→ PROBLEMS TO SOLVE
1: Reproduce word for word the passage of the detailed description starting at "The following Detailed Description, therefore, is" and ending at "the appended claims.".
2: According to the detailed description, why is the directional terminology such as "top" and "bottom" not limiting? Answer in one to three sentences.

→ TEXT SHOWN

--- START ---

DETAILED DESCRIPTION
[0016] In the following Detailed Description, reference is made to
the accompanying drawings, which form a part hereof, and in which
is shown by way of illustration specific embodiments in which the
invention may be practiced. In this regard, directional
terminology, such as "top," "bottom," "front," "back," etc., may be
used with reference to the orientation of the Figure(s) being
described. Because components of embodiments of the present
invention can be positioned in a number of different orientations,
the directional terminology is used for purposes of illustration
and is in no way limiting. It is to be understood that other
embodiments may be utilized and structural or logical changes may
be made without departing from the scope of the present invention.
The following Detailed Description, therefore, is not to be taken
in a limiting sense, and the scope of the present invention is
defined by the appended claims.

--- END ---

→ RAW DATA

--- START ---

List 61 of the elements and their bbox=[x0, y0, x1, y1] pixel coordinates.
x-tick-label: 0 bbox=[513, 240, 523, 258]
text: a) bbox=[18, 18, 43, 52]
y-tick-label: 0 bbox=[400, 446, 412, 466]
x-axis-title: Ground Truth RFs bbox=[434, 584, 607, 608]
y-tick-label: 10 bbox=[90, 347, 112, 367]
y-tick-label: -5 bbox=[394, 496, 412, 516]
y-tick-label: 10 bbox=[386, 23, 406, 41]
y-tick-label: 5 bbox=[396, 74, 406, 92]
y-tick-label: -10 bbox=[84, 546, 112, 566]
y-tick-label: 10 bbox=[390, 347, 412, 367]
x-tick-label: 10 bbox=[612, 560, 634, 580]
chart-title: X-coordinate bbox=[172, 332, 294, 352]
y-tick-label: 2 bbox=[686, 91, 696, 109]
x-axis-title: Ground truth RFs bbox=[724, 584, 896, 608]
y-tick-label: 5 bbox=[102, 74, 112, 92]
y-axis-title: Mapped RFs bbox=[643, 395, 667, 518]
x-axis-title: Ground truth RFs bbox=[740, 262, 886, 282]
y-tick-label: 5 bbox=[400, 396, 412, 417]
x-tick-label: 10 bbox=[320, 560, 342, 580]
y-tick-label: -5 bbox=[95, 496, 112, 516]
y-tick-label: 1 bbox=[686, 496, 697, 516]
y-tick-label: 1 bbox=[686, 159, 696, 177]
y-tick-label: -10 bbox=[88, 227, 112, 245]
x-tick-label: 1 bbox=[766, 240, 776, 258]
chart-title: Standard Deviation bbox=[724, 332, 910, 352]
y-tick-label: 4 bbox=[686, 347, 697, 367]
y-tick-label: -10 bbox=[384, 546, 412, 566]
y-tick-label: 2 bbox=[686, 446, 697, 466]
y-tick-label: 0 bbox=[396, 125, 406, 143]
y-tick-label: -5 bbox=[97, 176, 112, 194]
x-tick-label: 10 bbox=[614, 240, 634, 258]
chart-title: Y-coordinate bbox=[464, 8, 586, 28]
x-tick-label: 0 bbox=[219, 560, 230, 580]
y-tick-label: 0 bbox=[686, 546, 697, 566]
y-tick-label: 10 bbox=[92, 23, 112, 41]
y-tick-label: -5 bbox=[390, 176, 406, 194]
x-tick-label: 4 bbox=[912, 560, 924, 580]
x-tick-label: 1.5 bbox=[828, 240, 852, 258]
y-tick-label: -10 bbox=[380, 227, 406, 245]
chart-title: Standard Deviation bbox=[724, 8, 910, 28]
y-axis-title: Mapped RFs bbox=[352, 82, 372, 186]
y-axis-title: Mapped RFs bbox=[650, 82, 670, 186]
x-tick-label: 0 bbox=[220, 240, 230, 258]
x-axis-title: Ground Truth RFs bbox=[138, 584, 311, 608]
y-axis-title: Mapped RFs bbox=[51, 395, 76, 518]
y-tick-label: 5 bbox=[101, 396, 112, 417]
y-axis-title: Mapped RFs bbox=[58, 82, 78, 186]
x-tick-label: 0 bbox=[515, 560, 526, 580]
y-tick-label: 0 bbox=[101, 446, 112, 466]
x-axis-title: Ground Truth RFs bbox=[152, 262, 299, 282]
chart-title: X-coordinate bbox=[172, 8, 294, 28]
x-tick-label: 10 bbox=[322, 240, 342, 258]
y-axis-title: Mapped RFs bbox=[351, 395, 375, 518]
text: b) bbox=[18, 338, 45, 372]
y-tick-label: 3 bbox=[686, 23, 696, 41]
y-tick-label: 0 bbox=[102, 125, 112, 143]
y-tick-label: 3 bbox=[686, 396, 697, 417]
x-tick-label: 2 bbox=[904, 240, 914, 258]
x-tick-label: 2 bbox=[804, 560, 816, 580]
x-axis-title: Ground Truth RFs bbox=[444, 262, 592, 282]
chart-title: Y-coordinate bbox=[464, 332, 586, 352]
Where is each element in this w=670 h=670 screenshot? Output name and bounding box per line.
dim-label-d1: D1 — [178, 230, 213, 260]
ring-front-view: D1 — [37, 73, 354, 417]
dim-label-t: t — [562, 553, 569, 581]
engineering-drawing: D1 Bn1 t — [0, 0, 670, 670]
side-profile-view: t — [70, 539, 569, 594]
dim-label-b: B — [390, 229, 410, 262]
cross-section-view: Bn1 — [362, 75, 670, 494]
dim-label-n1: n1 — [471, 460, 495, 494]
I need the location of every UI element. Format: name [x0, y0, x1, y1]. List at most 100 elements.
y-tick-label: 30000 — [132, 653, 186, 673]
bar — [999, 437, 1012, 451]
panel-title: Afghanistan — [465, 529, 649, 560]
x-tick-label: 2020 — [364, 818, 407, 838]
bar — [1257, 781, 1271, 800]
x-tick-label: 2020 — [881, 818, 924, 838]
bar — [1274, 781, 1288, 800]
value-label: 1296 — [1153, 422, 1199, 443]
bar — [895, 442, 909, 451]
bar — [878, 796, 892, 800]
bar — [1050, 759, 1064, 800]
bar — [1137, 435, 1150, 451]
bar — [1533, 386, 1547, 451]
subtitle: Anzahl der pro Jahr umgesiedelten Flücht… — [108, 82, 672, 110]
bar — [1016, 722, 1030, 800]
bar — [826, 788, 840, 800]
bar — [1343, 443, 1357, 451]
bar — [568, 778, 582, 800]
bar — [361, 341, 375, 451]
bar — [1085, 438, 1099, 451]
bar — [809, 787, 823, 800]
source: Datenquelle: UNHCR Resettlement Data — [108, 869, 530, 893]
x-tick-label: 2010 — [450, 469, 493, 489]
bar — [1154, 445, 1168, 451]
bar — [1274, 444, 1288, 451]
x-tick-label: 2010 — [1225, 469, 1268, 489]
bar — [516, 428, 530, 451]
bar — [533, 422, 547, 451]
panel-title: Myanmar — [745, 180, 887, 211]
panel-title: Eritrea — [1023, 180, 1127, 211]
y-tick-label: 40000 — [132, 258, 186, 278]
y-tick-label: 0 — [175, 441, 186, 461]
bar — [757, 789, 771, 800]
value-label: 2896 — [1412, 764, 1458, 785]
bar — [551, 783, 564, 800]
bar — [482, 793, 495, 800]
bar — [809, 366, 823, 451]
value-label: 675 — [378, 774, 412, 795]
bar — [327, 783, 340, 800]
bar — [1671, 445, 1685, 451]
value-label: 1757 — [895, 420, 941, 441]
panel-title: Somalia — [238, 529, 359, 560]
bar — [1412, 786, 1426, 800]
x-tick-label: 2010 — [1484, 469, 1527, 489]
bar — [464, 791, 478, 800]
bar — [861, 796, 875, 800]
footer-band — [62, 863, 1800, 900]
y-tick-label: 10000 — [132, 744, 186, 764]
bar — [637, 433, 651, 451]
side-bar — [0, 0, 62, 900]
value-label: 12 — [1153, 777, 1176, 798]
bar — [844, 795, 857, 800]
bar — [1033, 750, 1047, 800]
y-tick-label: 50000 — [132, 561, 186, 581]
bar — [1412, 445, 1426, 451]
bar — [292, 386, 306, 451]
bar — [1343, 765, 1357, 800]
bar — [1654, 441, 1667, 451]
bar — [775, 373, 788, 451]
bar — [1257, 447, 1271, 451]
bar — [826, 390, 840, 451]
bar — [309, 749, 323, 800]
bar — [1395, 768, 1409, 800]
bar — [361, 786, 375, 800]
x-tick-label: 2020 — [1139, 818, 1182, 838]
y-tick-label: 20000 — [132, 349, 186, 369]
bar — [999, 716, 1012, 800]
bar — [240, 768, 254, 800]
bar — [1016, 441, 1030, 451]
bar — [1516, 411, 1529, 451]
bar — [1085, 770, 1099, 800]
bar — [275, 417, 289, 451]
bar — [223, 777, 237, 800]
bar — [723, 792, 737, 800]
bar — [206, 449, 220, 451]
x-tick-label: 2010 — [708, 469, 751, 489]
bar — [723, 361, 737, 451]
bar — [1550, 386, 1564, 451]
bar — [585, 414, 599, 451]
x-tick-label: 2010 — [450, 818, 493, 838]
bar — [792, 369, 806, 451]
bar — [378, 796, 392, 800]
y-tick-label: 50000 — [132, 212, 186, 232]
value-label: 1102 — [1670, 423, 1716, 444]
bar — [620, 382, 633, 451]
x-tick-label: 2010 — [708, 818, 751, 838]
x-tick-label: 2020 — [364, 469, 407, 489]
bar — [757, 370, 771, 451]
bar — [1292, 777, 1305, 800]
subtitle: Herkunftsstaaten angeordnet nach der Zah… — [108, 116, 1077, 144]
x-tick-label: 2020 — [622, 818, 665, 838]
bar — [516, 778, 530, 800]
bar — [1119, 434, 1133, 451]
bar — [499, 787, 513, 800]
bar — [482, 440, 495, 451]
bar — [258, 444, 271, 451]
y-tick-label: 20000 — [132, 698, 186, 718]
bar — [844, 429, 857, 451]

--- END ---

→ ANSWERS TO EACH TASK
1:
The following Detailed Description, therefore, is not to be taken
in a limiting sense, and the scope of the present invention is
defined by the appended claims.

2: Components of embodiments of the invention can be positioned in a number of different orientations. For that reason, directional terms are used only for illustration, with reference to the orientation of the figure being described, and do not limit the invention.